§ **Task brief**
What lines in the records below mention "mRNA"? List them all.

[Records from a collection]
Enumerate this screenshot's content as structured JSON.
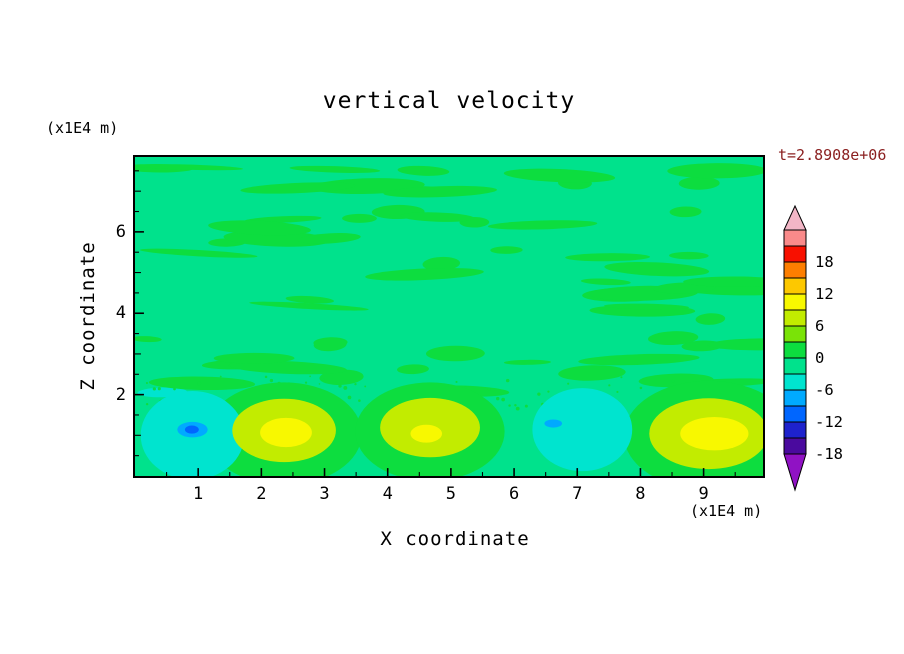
{
  "title": "vertical velocity",
  "time_label": "t=2.8908e+06",
  "accents": {
    "time_label_color": "#8b2020",
    "frame_color": "#000000"
  },
  "axes": {
    "x_label": "X coordinate",
    "x_unit": "(x1E4 m)",
    "y_label": "Z coordinate",
    "y_unit": "(x1E4 m)",
    "x_ticks": [
      1,
      2,
      3,
      4,
      5,
      6,
      7,
      8,
      9
    ],
    "y_ticks": [
      2,
      4,
      6
    ],
    "x_range": [
      0,
      9.94
    ],
    "y_range": [
      0,
      7.84
    ]
  },
  "colorbar": {
    "labels": [
      18,
      12,
      6,
      0,
      -6,
      -12,
      -18
    ],
    "segment_colors": [
      "#fa8a8a",
      "#f81000",
      "#fd7e00",
      "#fdc800",
      "#f8f800",
      "#c2ec00",
      "#7ae307",
      "#0ddd3f",
      "#00e28c",
      "#00e4cf",
      "#00aaff",
      "#0066ff",
      "#1e22cd",
      "#4a0a9e"
    ],
    "arrow_top_color": "#f2b6c6",
    "arrow_bottom_color": "#9012c4",
    "contour_interval": 3
  },
  "chart_data": {
    "type": "heatmap",
    "subtype": "filled-contour",
    "title": "vertical velocity",
    "time": "t=2.8908e+06",
    "xlabel": "X coordinate (x1E4 m)",
    "ylabel": "Z coordinate (x1E4 m)",
    "x_range": [
      0,
      9.94
    ],
    "y_range": [
      0,
      7.84
    ],
    "levels": [
      -18,
      -15,
      -12,
      -9,
      -6,
      -3,
      0,
      3,
      6,
      9,
      12,
      15,
      18
    ],
    "colors": {
      "background": "#00e28c",
      "green": "#0ddd3f",
      "yellow_green": "#c2ec00",
      "yellow": "#f8f800",
      "turquoise": "#00e4cf",
      "light_blue": "#00aaff",
      "blue": "#0066ff"
    },
    "description": "Near-zero vertical velocity (green shades) over most of the domain with wave-like horizontal streaks; near the surface (z<2): positive cells (yellow) centered near x=2.4, x=4.7, x=9.1 and negative cells (cyan/blue) centered near x=0.9 and x=7.1",
    "features": [
      {
        "shape": "ellipse",
        "x": 2.36,
        "y": 1.04,
        "rx": 1.23,
        "ry": 1.26,
        "color": "green",
        "value": "0 to 3"
      },
      {
        "shape": "ellipse",
        "x": 4.67,
        "y": 1.09,
        "rx": 1.18,
        "ry": 1.21,
        "color": "green",
        "value": "0 to 3"
      },
      {
        "shape": "ellipse",
        "x": 9.08,
        "y": 1.0,
        "rx": 1.34,
        "ry": 1.34,
        "color": "green",
        "value": "0 to 3"
      },
      {
        "shape": "ellipse",
        "x": 0.91,
        "y": 1.0,
        "rx": 0.82,
        "ry": 1.09,
        "color": "turquoise",
        "value": "-3 to -6"
      },
      {
        "shape": "ellipse",
        "x": 7.08,
        "y": 1.14,
        "rx": 0.79,
        "ry": 1.02,
        "color": "turquoise",
        "value": "-3 to -6"
      },
      {
        "shape": "ellipse",
        "x": 2.36,
        "y": 1.12,
        "rx": 0.82,
        "ry": 0.78,
        "color": "yellow_green",
        "value": "3 to 6"
      },
      {
        "shape": "ellipse",
        "x": 4.67,
        "y": 1.19,
        "rx": 0.79,
        "ry": 0.73,
        "color": "yellow_green",
        "value": "3 to 6"
      },
      {
        "shape": "ellipse",
        "x": 9.08,
        "y": 1.04,
        "rx": 0.94,
        "ry": 0.87,
        "color": "yellow_green",
        "value": "3 to 6"
      },
      {
        "shape": "ellipse",
        "x": 2.39,
        "y": 1.07,
        "rx": 0.41,
        "ry": 0.36,
        "color": "yellow",
        "value": "6 to 9"
      },
      {
        "shape": "ellipse",
        "x": 4.61,
        "y": 1.04,
        "rx": 0.25,
        "ry": 0.22,
        "color": "yellow",
        "value": "6 to 9"
      },
      {
        "shape": "ellipse",
        "x": 9.17,
        "y": 1.04,
        "rx": 0.54,
        "ry": 0.41,
        "color": "yellow",
        "value": "6 to 9"
      },
      {
        "shape": "ellipse",
        "x": 0.91,
        "y": 1.14,
        "rx": 0.24,
        "ry": 0.19,
        "color": "light_blue",
        "value": "-6 to -9"
      },
      {
        "shape": "ellipse",
        "x": 0.9,
        "y": 1.14,
        "rx": 0.11,
        "ry": 0.1,
        "color": "blue",
        "value": "-9 to -12"
      },
      {
        "shape": "ellipse",
        "x": 6.62,
        "y": 1.29,
        "rx": 0.14,
        "ry": 0.1,
        "color": "light_blue",
        "value": "-6 to -9"
      }
    ],
    "streaks": {
      "seed": 20,
      "count": 62,
      "rx_min": 14,
      "rx_max": 62,
      "ry_min": 2.5,
      "ry_max": 8,
      "turquoise_fraction": 0.13
    },
    "speckle": {
      "seed": 5,
      "count": 70,
      "y_center": 2.05,
      "y_spread": 0.4,
      "r_min": 0.8,
      "r_max": 2.0
    }
  }
}
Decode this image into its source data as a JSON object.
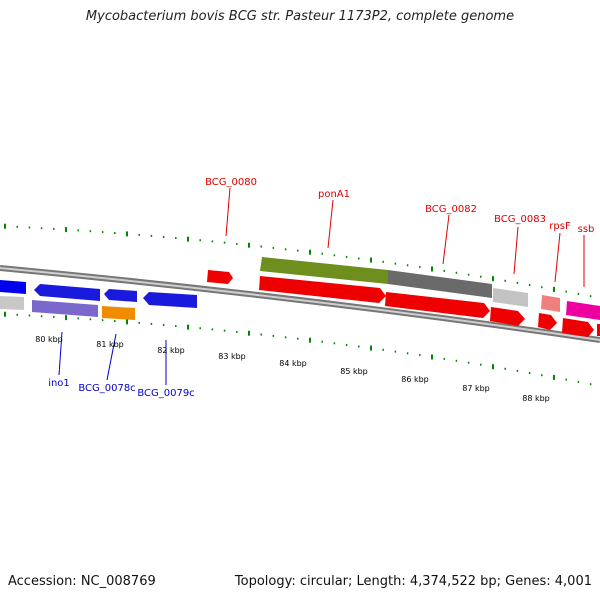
{
  "title": "Mycobacterium bovis BCG str. Pasteur 1173P2, complete genome",
  "footer": {
    "accession": "Accession: NC_008769",
    "stats": "Topology: circular; Length: 4,374,522 bp; Genes: 4,001"
  },
  "colors": {
    "forward_label": "#dd0000",
    "reverse_label": "#0000cc",
    "tick_green": "#008800",
    "backbone": "#888888"
  },
  "scale_labels": [
    "80 kbp",
    "81 kbp",
    "82 kbp",
    "83 kbp",
    "84 kbp",
    "85 kbp",
    "86 kbp",
    "87 kbp",
    "88 kbp"
  ],
  "forward_gene_labels": [
    "BCG_0080",
    "ponA1",
    "BCG_0082",
    "BCG_0083",
    "rpsF",
    "ssb"
  ],
  "reverse_gene_labels": [
    "ino1",
    "BCG_0078c",
    "BCG_0079c"
  ]
}
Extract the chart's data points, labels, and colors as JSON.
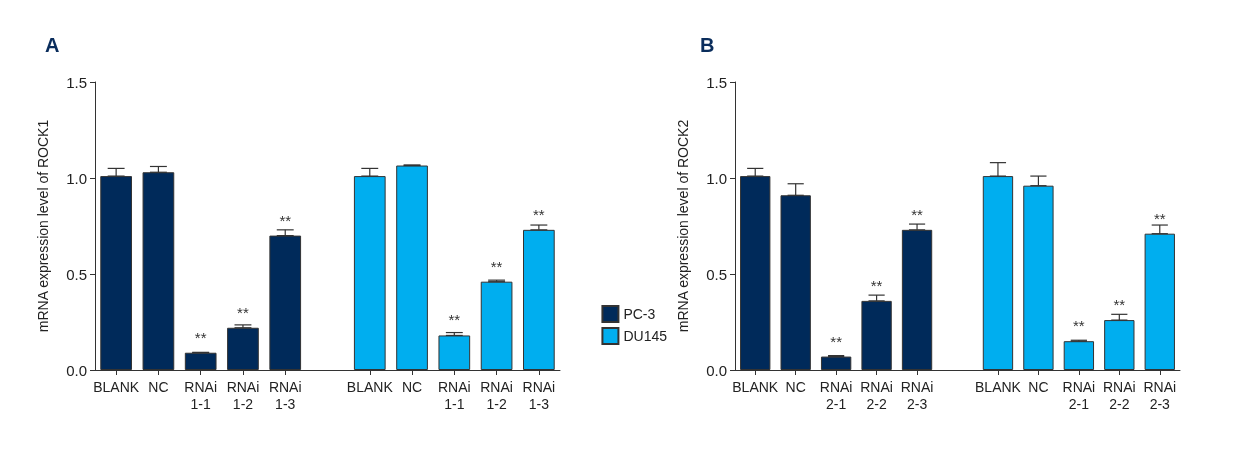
{
  "chart_data": [
    {
      "type": "bar",
      "title": "A",
      "ylabel": "mRNA expression level of ROCK1",
      "categories": [
        "BLANK",
        "NC",
        "RNAi\n1-1",
        "RNAi\n1-2",
        "RNAi\n1-3",
        null,
        "BLANK",
        "NC",
        "RNAi\n1-1",
        "RNAi\n1-2",
        "RNAi\n1-3"
      ],
      "series": [
        {
          "name": "PC-3",
          "color": "#002a5a",
          "values": [
            1.01,
            1.03,
            0.09,
            0.22,
            0.7,
            null,
            null,
            null,
            null,
            null,
            null
          ],
          "errors": [
            [
              1.01,
              1.05
            ],
            [
              1.03,
              1.06
            ],
            [
              0.09,
              0.092
            ],
            [
              0.22,
              0.235
            ],
            [
              0.7,
              0.73
            ],
            null,
            null,
            null,
            null,
            null,
            null
          ],
          "value_labels": [
            null,
            null,
            "**",
            "**",
            "**",
            null,
            null,
            null,
            null,
            null,
            null
          ]
        },
        {
          "name": "DU145",
          "color": "#00aeef",
          "values": [
            null,
            null,
            null,
            null,
            null,
            null,
            1.01,
            1.065,
            0.18,
            0.46,
            0.73
          ],
          "errors": [
            null,
            null,
            null,
            null,
            null,
            null,
            [
              1.01,
              1.05
            ],
            [
              1.065,
              1.068
            ],
            [
              0.18,
              0.195
            ],
            [
              0.46,
              0.468
            ],
            [
              0.73,
              0.755
            ]
          ],
          "value_labels": [
            null,
            null,
            null,
            null,
            null,
            null,
            null,
            null,
            "**",
            "**",
            "**"
          ]
        }
      ],
      "ylim": [
        0,
        1.5
      ],
      "yticks": [
        {
          "value": 0,
          "label": "0.0"
        },
        {
          "value": 0.5,
          "label": "0.5"
        },
        {
          "value": 1,
          "label": "1.0"
        },
        {
          "value": 1.5,
          "label": "1.5"
        }
      ],
      "grid": false,
      "legend": "right"
    },
    {
      "type": "bar",
      "title": "B",
      "ylabel": "mRNA expression level of ROCK2",
      "categories": [
        "BLANK",
        "NC",
        "RNAi\n2-1",
        "RNAi\n2-2",
        "RNAi\n2-3",
        null,
        "BLANK",
        "NC",
        "RNAi\n2-1",
        "RNAi\n2-2",
        "RNAi\n2-3"
      ],
      "series": [
        {
          "color": "#002a5a",
          "values": [
            1.01,
            0.91,
            0.07,
            0.36,
            0.73,
            null,
            null,
            null,
            null,
            null,
            null
          ],
          "errors": [
            [
              1.01,
              1.05
            ],
            [
              0.91,
              0.97
            ],
            [
              0.07,
              0.075
            ],
            [
              0.36,
              0.39
            ],
            [
              0.73,
              0.76
            ],
            null,
            null,
            null,
            null,
            null,
            null
          ],
          "value_labels": [
            null,
            null,
            "**",
            "**",
            "**",
            null,
            null,
            null,
            null,
            null,
            null
          ]
        },
        {
          "color": "#00aeef",
          "values": [
            null,
            null,
            null,
            null,
            null,
            null,
            1.01,
            0.96,
            0.15,
            0.26,
            0.71
          ],
          "errors": [
            null,
            null,
            null,
            null,
            null,
            null,
            [
              1.01,
              1.08
            ],
            [
              0.96,
              1.01
            ],
            [
              0.15,
              0.155
            ],
            [
              0.26,
              0.29
            ],
            [
              0.71,
              0.755
            ]
          ],
          "value_labels": [
            null,
            null,
            null,
            null,
            null,
            null,
            null,
            null,
            "**",
            "**",
            "**"
          ]
        }
      ],
      "ylim": [
        0,
        1.5
      ],
      "yticks": [
        {
          "value": 0,
          "label": "0.0"
        },
        {
          "value": 0.5,
          "label": "0.5"
        },
        {
          "value": 1,
          "label": "1.0"
        },
        {
          "value": 1.5,
          "label": "1.5"
        }
      ],
      "grid": false,
      "legend": false
    }
  ]
}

§ **Solution to this task**
      "ylabel": "mRNA expression level of ROCK1",
      "ylabel": "mRNA expression level of ROCK2",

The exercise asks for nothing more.